**What you need to do**
Everything in the data should be repeated exactly, save for the images.

**Dataset extract**

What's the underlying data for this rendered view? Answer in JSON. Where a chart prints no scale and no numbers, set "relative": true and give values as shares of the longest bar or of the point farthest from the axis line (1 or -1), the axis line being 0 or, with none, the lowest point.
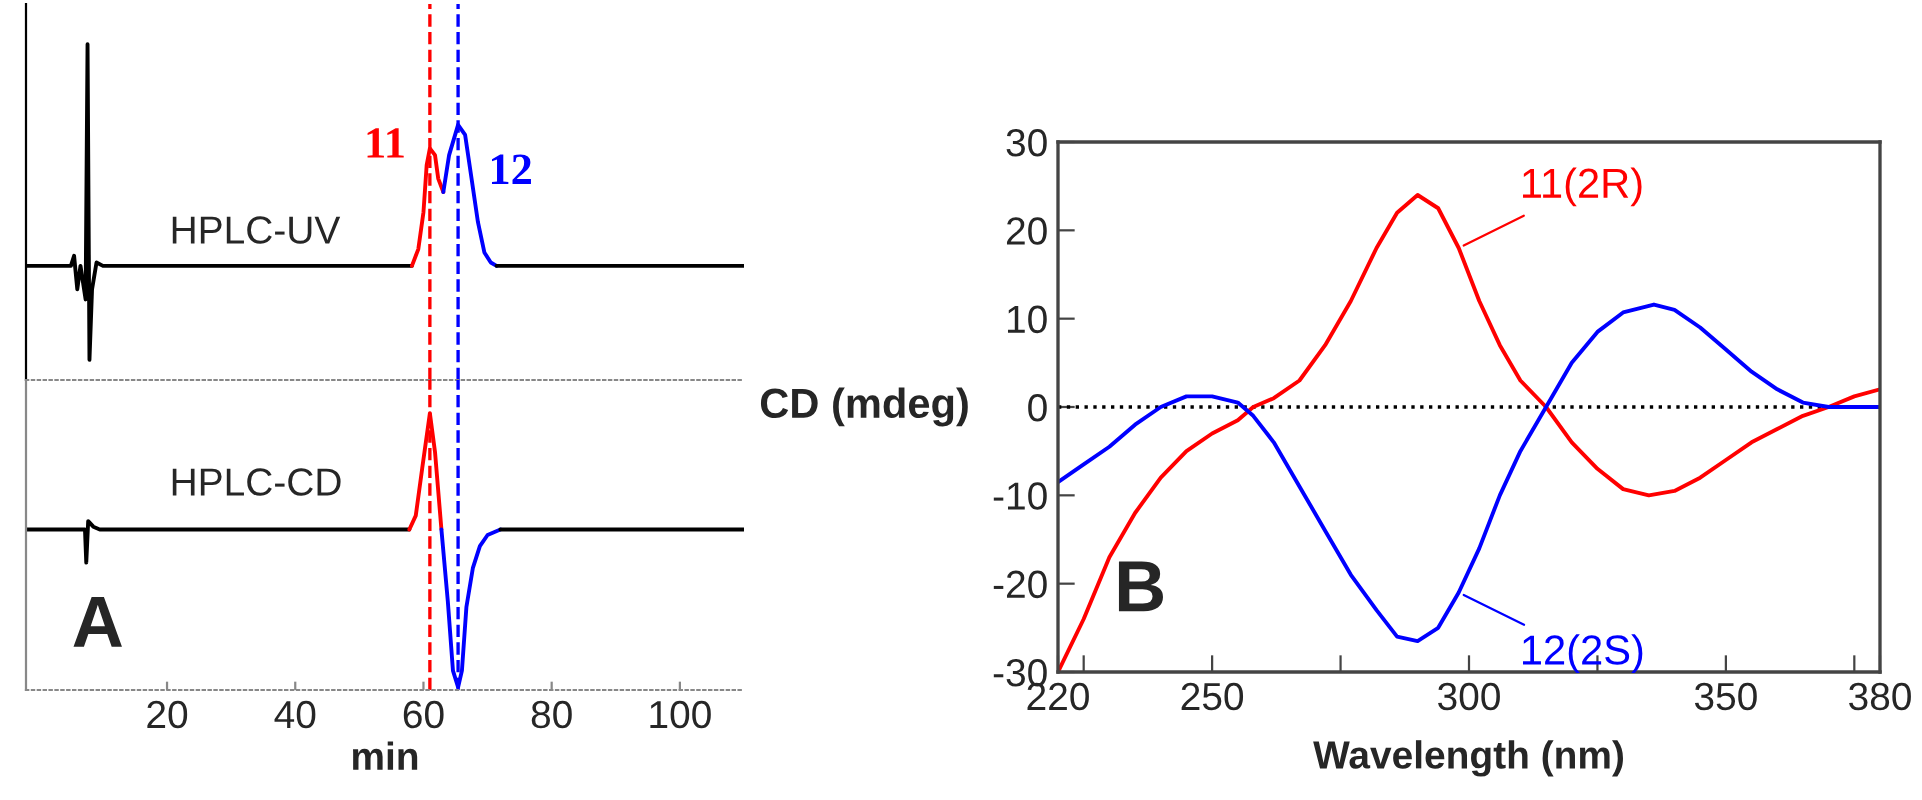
{
  "chart_data": [
    {
      "type": "line",
      "title": "HPLC-UV",
      "relative": true,
      "xlim": [
        -2,
        110
      ],
      "xticks": [
        20,
        40,
        60,
        80,
        100
      ],
      "tick_labels": false,
      "grid": false,
      "series": [
        {
          "color": "#000000",
          "x": [
            -2,
            5,
            5.5,
            6,
            6.5,
            7.3,
            7.6,
            7.9,
            8.3,
            9,
            10,
            58.2
          ],
          "values": [
            0.34,
            0.34,
            0.37,
            0.27,
            0.34,
            0.24,
            1.0,
            0.06,
            0.27,
            0.35,
            0.34,
            0.34
          ]
        },
        {
          "color": "#ff0000",
          "x": [
            58.2,
            59.2,
            60,
            60.5,
            61.0,
            61.8,
            62.3,
            63.1
          ],
          "values": [
            0.34,
            0.39,
            0.5,
            0.64,
            0.69,
            0.67,
            0.6,
            0.56
          ]
        },
        {
          "color": "#0000ff",
          "x": [
            63.1,
            64,
            65.4,
            66.5,
            67.5,
            68.5,
            69.5,
            70.5,
            71.4
          ],
          "values": [
            0.56,
            0.67,
            0.76,
            0.73,
            0.6,
            0.47,
            0.38,
            0.35,
            0.34
          ]
        },
        {
          "color": "#000000",
          "x": [
            71.4,
            110
          ],
          "values": [
            0.34,
            0.34
          ]
        }
      ],
      "ref_lines": [
        {
          "axis": "x",
          "value": 61.0,
          "color": "#ff0000",
          "line_style": "dashed"
        },
        {
          "axis": "x",
          "value": 65.4,
          "color": "#0000ff",
          "line_style": "dashed"
        }
      ],
      "annotations": [
        "11",
        "12"
      ]
    },
    {
      "type": "line",
      "title": "HPLC-CD",
      "relative": true,
      "xlim": [
        -2,
        110
      ],
      "xticks": [
        20,
        40,
        60,
        80,
        100
      ],
      "tick_labels": "x",
      "xlabel": "min",
      "grid": false,
      "series": [
        {
          "color": "#000000",
          "x": [
            -2,
            7.2,
            7.4,
            7.7,
            8.5,
            9.5,
            57.8
          ],
          "values": [
            0.58,
            0.58,
            0.46,
            0.61,
            0.59,
            0.58,
            0.58
          ]
        },
        {
          "color": "#ff0000",
          "x": [
            57.8,
            58.8,
            59.8,
            61.0,
            61.8,
            62.8
          ],
          "values": [
            0.58,
            0.63,
            0.8,
            1.0,
            0.86,
            0.58
          ]
        },
        {
          "color": "#0000ff",
          "x": [
            62.8,
            63.8,
            64.6,
            65.4,
            66.0,
            66.7,
            67.7,
            68.8,
            70,
            72
          ],
          "values": [
            0.58,
            0.32,
            0.07,
            0.01,
            0.07,
            0.3,
            0.44,
            0.52,
            0.56,
            0.58
          ]
        },
        {
          "color": "#000000",
          "x": [
            72,
            110
          ],
          "values": [
            0.58,
            0.58
          ]
        }
      ],
      "ref_lines": [
        {
          "axis": "x",
          "value": 61.0,
          "color": "#ff0000",
          "line_style": "dashed"
        },
        {
          "axis": "x",
          "value": 65.4,
          "color": "#0000ff",
          "line_style": "dashed"
        }
      ],
      "annotations": [
        "A"
      ]
    },
    {
      "type": "line",
      "xlabel": "Wavelength (nm)",
      "ylabel": "CD (mdeg)",
      "xlim": [
        220,
        380
      ],
      "ylim": [
        -30,
        30
      ],
      "xticks": [
        220,
        {
          "value": 225,
          "label": null
        },
        250,
        {
          "value": 275,
          "label": null
        },
        300,
        {
          "value": 325,
          "label": null
        },
        350,
        {
          "value": 375,
          "label": null
        },
        380
      ],
      "yticks": [
        -30,
        -20,
        -10,
        0,
        10,
        20,
        30
      ],
      "grid": false,
      "series": [
        {
          "name": "11(2R)",
          "color": "#ff0000",
          "x": [
            220,
            225,
            230,
            235,
            240,
            245,
            250,
            255,
            258,
            262,
            267,
            272,
            277,
            282,
            286,
            290,
            294,
            298,
            302,
            306,
            310,
            315,
            320,
            325,
            330,
            335,
            340,
            345,
            350,
            355,
            360,
            365,
            370,
            375,
            380
          ],
          "values": [
            -30,
            -24,
            -17,
            -12,
            -8,
            -5,
            -3,
            -1.5,
            0,
            1,
            3,
            7,
            12,
            18,
            22,
            24,
            22.5,
            18,
            12,
            7,
            3,
            0,
            -4,
            -7,
            -9.3,
            -10,
            -9.5,
            -8,
            -6,
            -4,
            -2.5,
            -1,
            0,
            1.2,
            2
          ]
        },
        {
          "name": "12(2S)",
          "color": "#0000ff",
          "x": [
            220,
            225,
            230,
            235,
            240,
            245,
            250,
            255,
            258,
            262,
            267,
            272,
            277,
            282,
            286,
            290,
            294,
            298,
            302,
            306,
            310,
            315,
            320,
            325,
            330,
            336,
            340,
            345,
            350,
            355,
            360,
            365,
            370,
            375,
            380
          ],
          "values": [
            -8.5,
            -6.5,
            -4.5,
            -2,
            0,
            1.2,
            1.2,
            0.5,
            -1,
            -4,
            -9,
            -14,
            -19,
            -23,
            -26,
            -26.5,
            -25,
            -21,
            -16,
            -10,
            -5,
            0,
            5,
            8.5,
            10.7,
            11.6,
            11,
            9,
            6.5,
            4,
            2,
            0.5,
            0,
            0,
            0
          ]
        }
      ],
      "ref_lines": [
        {
          "axis": "y",
          "value": 0,
          "color": "#000000",
          "line_style": "dotted"
        }
      ],
      "annotations": [
        "B"
      ]
    }
  ]
}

**Response for this exercise**
What's the underlying data for this rendered view? Answer in JSON. Where a chart prints no scale and no numbers, set "relative": true and give values as shares of the longest bar or of the point farthest from the axis line (1 or -1), the axis line being 0 or, with none, the lowest point.
{
  "chart_data": [
    {
      "type": "line",
      "title": "HPLC-UV",
      "relative": true,
      "xlim": [
        -2,
        110
      ],
      "xticks": [
        20,
        40,
        60,
        80,
        100
      ],
      "tick_labels": false,
      "grid": false,
      "series": [
        {
          "color": "#000000",
          "x": [
            -2,
            5,
            5.5,
            6,
            6.5,
            7.3,
            7.6,
            7.9,
            8.3,
            9,
            10,
            58.2
          ],
          "values": [
            0.34,
            0.34,
            0.37,
            0.27,
            0.34,
            0.24,
            1.0,
            0.06,
            0.27,
            0.35,
            0.34,
            0.34
          ]
        },
        {
          "color": "#ff0000",
          "x": [
            58.2,
            59.2,
            60,
            60.5,
            61.0,
            61.8,
            62.3,
            63.1
          ],
          "values": [
            0.34,
            0.39,
            0.5,
            0.64,
            0.69,
            0.67,
            0.6,
            0.56
          ]
        },
        {
          "color": "#0000ff",
          "x": [
            63.1,
            64,
            65.4,
            66.5,
            67.5,
            68.5,
            69.5,
            70.5,
            71.4
          ],
          "values": [
            0.56,
            0.67,
            0.76,
            0.73,
            0.6,
            0.47,
            0.38,
            0.35,
            0.34
          ]
        },
        {
          "color": "#000000",
          "x": [
            71.4,
            110
          ],
          "values": [
            0.34,
            0.34
          ]
        }
      ],
      "ref_lines": [
        {
          "axis": "x",
          "value": 61.0,
          "color": "#ff0000",
          "line_style": "dashed"
        },
        {
          "axis": "x",
          "value": 65.4,
          "color": "#0000ff",
          "line_style": "dashed"
        }
      ],
      "annotations": [
        "11",
        "12"
      ]
    },
    {
      "type": "line",
      "title": "HPLC-CD",
      "relative": true,
      "xlim": [
        -2,
        110
      ],
      "xticks": [
        20,
        40,
        60,
        80,
        100
      ],
      "tick_labels": "x",
      "xlabel": "min",
      "grid": false,
      "series": [
        {
          "color": "#000000",
          "x": [
            -2,
            7.2,
            7.4,
            7.7,
            8.5,
            9.5,
            57.8
          ],
          "values": [
            0.58,
            0.58,
            0.46,
            0.61,
            0.59,
            0.58,
            0.58
          ]
        },
        {
          "color": "#ff0000",
          "x": [
            57.8,
            58.8,
            59.8,
            61.0,
            61.8,
            62.8
          ],
          "values": [
            0.58,
            0.63,
            0.8,
            1.0,
            0.86,
            0.58
          ]
        },
        {
          "color": "#0000ff",
          "x": [
            62.8,
            63.8,
            64.6,
            65.4,
            66.0,
            66.7,
            67.7,
            68.8,
            70,
            72
          ],
          "values": [
            0.58,
            0.32,
            0.07,
            0.01,
            0.07,
            0.3,
            0.44,
            0.52,
            0.56,
            0.58
          ]
        },
        {
          "color": "#000000",
          "x": [
            72,
            110
          ],
          "values": [
            0.58,
            0.58
          ]
        }
      ],
      "ref_lines": [
        {
          "axis": "x",
          "value": 61.0,
          "color": "#ff0000",
          "line_style": "dashed"
        },
        {
          "axis": "x",
          "value": 65.4,
          "color": "#0000ff",
          "line_style": "dashed"
        }
      ],
      "annotations": [
        "A"
      ]
    },
    {
      "type": "line",
      "xlabel": "Wavelength (nm)",
      "ylabel": "CD (mdeg)",
      "xlim": [
        220,
        380
      ],
      "ylim": [
        -30,
        30
      ],
      "xticks": [
        220,
        {
          "value": 225,
          "label": null
        },
        250,
        {
          "value": 275,
          "label": null
        },
        300,
        {
          "value": 325,
          "label": null
        },
        350,
        {
          "value": 375,
          "label": null
        },
        380
      ],
      "yticks": [
        -30,
        -20,
        -10,
        0,
        10,
        20,
        30
      ],
      "grid": false,
      "series": [
        {
          "name": "11(2R)",
          "color": "#ff0000",
          "x": [
            220,
            225,
            230,
            235,
            240,
            245,
            250,
            255,
            258,
            262,
            267,
            272,
            277,
            282,
            286,
            290,
            294,
            298,
            302,
            306,
            310,
            315,
            320,
            325,
            330,
            335,
            340,
            345,
            350,
            355,
            360,
            365,
            370,
            375,
            380
          ],
          "values": [
            -30,
            -24,
            -17,
            -12,
            -8,
            -5,
            -3,
            -1.5,
            0,
            1,
            3,
            7,
            12,
            18,
            22,
            24,
            22.5,
            18,
            12,
            7,
            3,
            0,
            -4,
            -7,
            -9.3,
            -10,
            -9.5,
            -8,
            -6,
            -4,
            -2.5,
            -1,
            0,
            1.2,
            2
          ]
        },
        {
          "name": "12(2S)",
          "color": "#0000ff",
          "x": [
            220,
            225,
            230,
            235,
            240,
            245,
            250,
            255,
            258,
            262,
            267,
            272,
            277,
            282,
            286,
            290,
            294,
            298,
            302,
            306,
            310,
            315,
            320,
            325,
            330,
            336,
            340,
            345,
            350,
            355,
            360,
            365,
            370,
            375,
            380
          ],
          "values": [
            -8.5,
            -6.5,
            -4.5,
            -2,
            0,
            1.2,
            1.2,
            0.5,
            -1,
            -4,
            -9,
            -14,
            -19,
            -23,
            -26,
            -26.5,
            -25,
            -21,
            -16,
            -10,
            -5,
            0,
            5,
            8.5,
            10.7,
            11.6,
            11,
            9,
            6.5,
            4,
            2,
            0.5,
            0,
            0,
            0
          ]
        }
      ],
      "ref_lines": [
        {
          "axis": "y",
          "value": 0,
          "color": "#000000",
          "line_style": "dotted"
        }
      ],
      "annotations": [
        "B"
      ]
    }
  ]
}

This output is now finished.